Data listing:
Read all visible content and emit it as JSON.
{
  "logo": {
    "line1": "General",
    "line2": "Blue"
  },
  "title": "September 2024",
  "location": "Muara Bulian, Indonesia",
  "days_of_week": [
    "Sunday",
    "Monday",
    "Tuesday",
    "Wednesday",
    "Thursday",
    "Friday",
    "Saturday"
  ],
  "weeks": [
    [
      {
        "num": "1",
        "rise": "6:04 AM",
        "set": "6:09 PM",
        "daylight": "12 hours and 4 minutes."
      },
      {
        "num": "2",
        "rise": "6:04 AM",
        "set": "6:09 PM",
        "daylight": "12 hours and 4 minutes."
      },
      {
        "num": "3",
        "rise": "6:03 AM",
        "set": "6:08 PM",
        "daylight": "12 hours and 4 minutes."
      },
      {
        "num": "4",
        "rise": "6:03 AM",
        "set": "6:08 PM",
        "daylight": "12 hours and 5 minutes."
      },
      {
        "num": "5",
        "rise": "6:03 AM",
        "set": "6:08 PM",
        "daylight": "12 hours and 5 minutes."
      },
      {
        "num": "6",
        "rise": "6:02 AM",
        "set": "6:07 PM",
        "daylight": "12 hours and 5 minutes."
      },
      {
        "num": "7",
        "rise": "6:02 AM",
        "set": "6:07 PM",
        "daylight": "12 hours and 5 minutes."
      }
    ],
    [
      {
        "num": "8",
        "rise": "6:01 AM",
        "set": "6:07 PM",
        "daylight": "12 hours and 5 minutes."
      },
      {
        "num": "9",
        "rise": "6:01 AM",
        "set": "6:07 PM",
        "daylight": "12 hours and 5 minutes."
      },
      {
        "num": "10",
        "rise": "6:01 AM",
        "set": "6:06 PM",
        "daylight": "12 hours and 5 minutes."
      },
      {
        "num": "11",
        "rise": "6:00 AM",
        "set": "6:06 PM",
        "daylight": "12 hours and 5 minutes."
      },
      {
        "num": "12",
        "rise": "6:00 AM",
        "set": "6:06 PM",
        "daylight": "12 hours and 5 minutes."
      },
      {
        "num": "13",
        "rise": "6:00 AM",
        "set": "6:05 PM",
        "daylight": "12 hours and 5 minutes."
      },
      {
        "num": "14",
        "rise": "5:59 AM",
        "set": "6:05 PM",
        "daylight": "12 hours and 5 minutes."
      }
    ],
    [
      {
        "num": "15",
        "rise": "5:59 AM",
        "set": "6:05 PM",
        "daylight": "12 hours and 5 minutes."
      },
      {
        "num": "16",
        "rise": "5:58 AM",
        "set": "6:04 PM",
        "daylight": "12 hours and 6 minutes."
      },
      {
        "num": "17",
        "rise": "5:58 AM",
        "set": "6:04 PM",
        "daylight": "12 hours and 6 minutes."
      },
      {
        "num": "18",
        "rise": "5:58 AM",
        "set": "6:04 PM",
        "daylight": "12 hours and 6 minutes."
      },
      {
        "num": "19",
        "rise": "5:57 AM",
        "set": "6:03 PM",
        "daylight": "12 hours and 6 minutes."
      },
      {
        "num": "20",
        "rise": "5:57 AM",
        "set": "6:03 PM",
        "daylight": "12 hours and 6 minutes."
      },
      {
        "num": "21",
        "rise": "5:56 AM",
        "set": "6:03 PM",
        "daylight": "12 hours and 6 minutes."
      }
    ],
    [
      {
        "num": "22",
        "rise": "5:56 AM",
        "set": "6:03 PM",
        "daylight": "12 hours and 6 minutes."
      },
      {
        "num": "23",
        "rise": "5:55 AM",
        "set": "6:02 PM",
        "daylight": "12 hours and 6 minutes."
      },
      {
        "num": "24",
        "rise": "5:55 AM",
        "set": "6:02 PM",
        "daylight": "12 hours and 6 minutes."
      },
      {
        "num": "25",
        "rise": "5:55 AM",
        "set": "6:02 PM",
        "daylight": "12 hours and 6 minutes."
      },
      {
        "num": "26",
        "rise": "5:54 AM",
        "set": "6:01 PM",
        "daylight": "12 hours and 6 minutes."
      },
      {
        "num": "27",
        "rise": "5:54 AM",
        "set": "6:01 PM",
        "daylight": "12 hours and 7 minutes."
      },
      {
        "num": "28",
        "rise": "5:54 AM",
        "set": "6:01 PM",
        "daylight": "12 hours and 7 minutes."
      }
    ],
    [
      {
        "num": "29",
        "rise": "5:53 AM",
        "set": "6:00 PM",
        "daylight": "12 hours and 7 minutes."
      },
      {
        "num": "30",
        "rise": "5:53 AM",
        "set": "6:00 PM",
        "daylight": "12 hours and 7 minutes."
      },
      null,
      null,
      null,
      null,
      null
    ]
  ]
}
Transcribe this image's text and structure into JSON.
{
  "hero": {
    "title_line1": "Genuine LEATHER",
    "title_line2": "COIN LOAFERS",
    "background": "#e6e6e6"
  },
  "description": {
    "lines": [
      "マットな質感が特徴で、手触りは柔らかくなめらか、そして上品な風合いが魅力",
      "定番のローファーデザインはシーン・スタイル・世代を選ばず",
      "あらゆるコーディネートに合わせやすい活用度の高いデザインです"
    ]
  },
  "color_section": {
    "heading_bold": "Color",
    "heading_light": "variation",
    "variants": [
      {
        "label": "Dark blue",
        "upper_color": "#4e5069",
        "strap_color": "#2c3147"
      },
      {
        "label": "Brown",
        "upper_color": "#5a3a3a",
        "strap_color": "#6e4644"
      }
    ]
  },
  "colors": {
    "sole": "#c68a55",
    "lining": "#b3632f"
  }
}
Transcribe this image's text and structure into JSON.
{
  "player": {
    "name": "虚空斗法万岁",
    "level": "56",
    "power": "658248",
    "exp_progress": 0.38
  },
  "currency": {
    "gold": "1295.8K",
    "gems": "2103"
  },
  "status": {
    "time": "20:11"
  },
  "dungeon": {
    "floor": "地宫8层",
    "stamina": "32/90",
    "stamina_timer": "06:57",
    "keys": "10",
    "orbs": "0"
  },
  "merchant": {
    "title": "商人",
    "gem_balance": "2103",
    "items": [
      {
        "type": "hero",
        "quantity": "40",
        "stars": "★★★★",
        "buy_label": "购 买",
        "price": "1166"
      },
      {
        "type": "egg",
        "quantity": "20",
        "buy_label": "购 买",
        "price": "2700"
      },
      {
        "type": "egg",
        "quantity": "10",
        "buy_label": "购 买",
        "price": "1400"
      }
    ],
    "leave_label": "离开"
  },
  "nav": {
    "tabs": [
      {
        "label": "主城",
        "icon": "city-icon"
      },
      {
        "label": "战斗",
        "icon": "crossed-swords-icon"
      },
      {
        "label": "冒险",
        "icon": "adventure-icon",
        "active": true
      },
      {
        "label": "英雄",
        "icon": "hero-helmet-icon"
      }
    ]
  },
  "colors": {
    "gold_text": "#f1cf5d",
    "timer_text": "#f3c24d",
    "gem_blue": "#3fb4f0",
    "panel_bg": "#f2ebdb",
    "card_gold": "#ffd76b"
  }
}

What is asked >>
Give the records above again, word for word.

Answer to the problem >>
Read all visible content and emit it as JSON.
{
  "logo": {
    "line1": "General",
    "line2": "Blue"
  },
  "title": "September 2024",
  "location": "Muara Bulian, Indonesia",
  "days_of_week": [
    "Sunday",
    "Monday",
    "Tuesday",
    "Wednesday",
    "Thursday",
    "Friday",
    "Saturday"
  ],
  "weeks": [
    [
      {
        "num": "1",
        "rise": "6:04 AM",
        "set": "6:09 PM",
        "daylight": "12 hours and 4 minutes."
      },
      {
        "num": "2",
        "rise": "6:04 AM",
        "set": "6:09 PM",
        "daylight": "12 hours and 4 minutes."
      },
      {
        "num": "3",
        "rise": "6:03 AM",
        "set": "6:08 PM",
        "daylight": "12 hours and 4 minutes."
      },
      {
        "num": "4",
        "rise": "6:03 AM",
        "set": "6:08 PM",
        "daylight": "12 hours and 5 minutes."
      },
      {
        "num": "5",
        "rise": "6:03 AM",
        "set": "6:08 PM",
        "daylight": "12 hours and 5 minutes."
      },
      {
        "num": "6",
        "rise": "6:02 AM",
        "set": "6:07 PM",
        "daylight": "12 hours and 5 minutes."
      },
      {
        "num": "7",
        "rise": "6:02 AM",
        "set": "6:07 PM",
        "daylight": "12 hours and 5 minutes."
      }
    ],
    [
      {
        "num": "8",
        "rise": "6:01 AM",
        "set": "6:07 PM",
        "daylight": "12 hours and 5 minutes."
      },
      {
        "num": "9",
        "rise": "6:01 AM",
        "set": "6:07 PM",
        "daylight": "12 hours and 5 minutes."
      },
      {
        "num": "10",
        "rise": "6:01 AM",
        "set": "6:06 PM",
        "daylight": "12 hours and 5 minutes."
      },
      {
        "num": "11",
        "rise": "6:00 AM",
        "set": "6:06 PM",
        "daylight": "12 hours and 5 minutes."
      },
      {
        "num": "12",
        "rise": "6:00 AM",
        "set": "6:06 PM",
        "daylight": "12 hours and 5 minutes."
      },
      {
        "num": "13",
        "rise": "6:00 AM",
        "set": "6:05 PM",
        "daylight": "12 hours and 5 minutes."
      },
      {
        "num": "14",
        "rise": "5:59 AM",
        "set": "6:05 PM",
        "daylight": "12 hours and 5 minutes."
      }
    ],
    [
      {
        "num": "15",
        "rise": "5:59 AM",
        "set": "6:05 PM",
        "daylight": "12 hours and 5 minutes."
      },
      {
        "num": "16",
        "rise": "5:58 AM",
        "set": "6:04 PM",
        "daylight": "12 hours and 6 minutes."
      },
      {
        "num": "17",
        "rise": "5:58 AM",
        "set": "6:04 PM",
        "daylight": "12 hours and 6 minutes."
      },
      {
        "num": "18",
        "rise": "5:58 AM",
        "set": "6:04 PM",
        "daylight": "12 hours and 6 minutes."
      },
      {
        "num": "19",
        "rise": "5:57 AM",
        "set": "6:03 PM",
        "daylight": "12 hours and 6 minutes."
      },
      {
        "num": "20",
        "rise": "5:57 AM",
        "set": "6:03 PM",
        "daylight": "12 hours and 6 minutes."
      },
      {
        "num": "21",
        "rise": "5:56 AM",
        "set": "6:03 PM",
        "daylight": "12 hours and 6 minutes."
      }
    ],
    [
      {
        "num": "22",
        "rise": "5:56 AM",
        "set": "6:03 PM",
        "daylight": "12 hours and 6 minutes."
      },
      {
        "num": "23",
        "rise": "5:55 AM",
        "set": "6:02 PM",
        "daylight": "12 hours and 6 minutes."
      },
      {
        "num": "24",
        "rise": "5:55 AM",
        "set": "6:02 PM",
        "daylight": "12 hours and 6 minutes."
      },
      {
        "num": "25",
        "rise": "5:55 AM",
        "set": "6:02 PM",
        "daylight": "12 hours and 6 minutes."
      },
      {
        "num": "26",
        "rise": "5:54 AM",
        "set": "6:01 PM",
        "daylight": "12 hours and 6 minutes."
      },
      {
        "num": "27",
        "rise": "5:54 AM",
        "set": "6:01 PM",
        "daylight": "12 hours and 7 minutes."
      },
      {
        "num": "28",
        "rise": "5:54 AM",
        "set": "6:01 PM",
        "daylight": "12 hours and 7 minutes."
      }
    ],
    [
      {
        "num": "29",
        "rise": "5:53 AM",
        "set": "6:00 PM",
        "daylight": "12 hours and 7 minutes."
      },
      {
        "num": "30",
        "rise": "5:53 AM",
        "set": "6:00 PM",
        "daylight": "12 hours and 7 minutes."
      },
      null,
      null,
      null,
      null,
      null
    ]
  ]
}
Transcribe this image's text and structure into JSON.
{
  "hero": {
    "title_line1": "Genuine LEATHER",
    "title_line2": "COIN LOAFERS",
    "background": "#e6e6e6"
  },
  "description": {
    "lines": [
      "マットな質感が特徴で、手触りは柔らかくなめらか、そして上品な風合いが魅力",
      "定番のローファーデザインはシーン・スタイル・世代を選ばず",
      "あらゆるコーディネートに合わせやすい活用度の高いデザインです"
    ]
  },
  "color_section": {
    "heading_bold": "Color",
    "heading_light": "variation",
    "variants": [
      {
        "label": "Dark blue",
        "upper_color": "#4e5069",
        "strap_color": "#2c3147"
      },
      {
        "label": "Brown",
        "upper_color": "#5a3a3a",
        "strap_color": "#6e4644"
      }
    ]
  },
  "colors": {
    "sole": "#c68a55",
    "lining": "#b3632f"
  }
}
Transcribe this image's text and structure into JSON.
{
  "player": {
    "name": "虚空斗法万岁",
    "level": "56",
    "power": "658248",
    "exp_progress": 0.38
  },
  "currency": {
    "gold": "1295.8K",
    "gems": "2103"
  },
  "status": {
    "time": "20:11"
  },
  "dungeon": {
    "floor": "地宫8层",
    "stamina": "32/90",
    "stamina_timer": "06:57",
    "keys": "10",
    "orbs": "0"
  },
  "merchant": {
    "title": "商人",
    "gem_balance": "2103",
    "items": [
      {
        "type": "hero",
        "quantity": "40",
        "stars": "★★★★",
        "buy_label": "购 买",
        "price": "1166"
      },
      {
        "type": "egg",
        "quantity": "20",
        "buy_label": "购 买",
        "price": "2700"
      },
      {
        "type": "egg",
        "quantity": "10",
        "buy_label": "购 买",
        "price": "1400"
      }
    ],
    "leave_label": "离开"
  },
  "nav": {
    "tabs": [
      {
        "label": "主城",
        "icon": "city-icon"
      },
      {
        "label": "战斗",
        "icon": "crossed-swords-icon"
      },
      {
        "label": "冒险",
        "icon": "adventure-icon",
        "active": true
      },
      {
        "label": "英雄",
        "icon": "hero-helmet-icon"
      }
    ]
  },
  "colors": {
    "gold_text": "#f1cf5d",
    "timer_text": "#f3c24d",
    "gem_blue": "#3fb4f0",
    "panel_bg": "#f2ebdb",
    "card_gold": "#ffd76b"
  }
}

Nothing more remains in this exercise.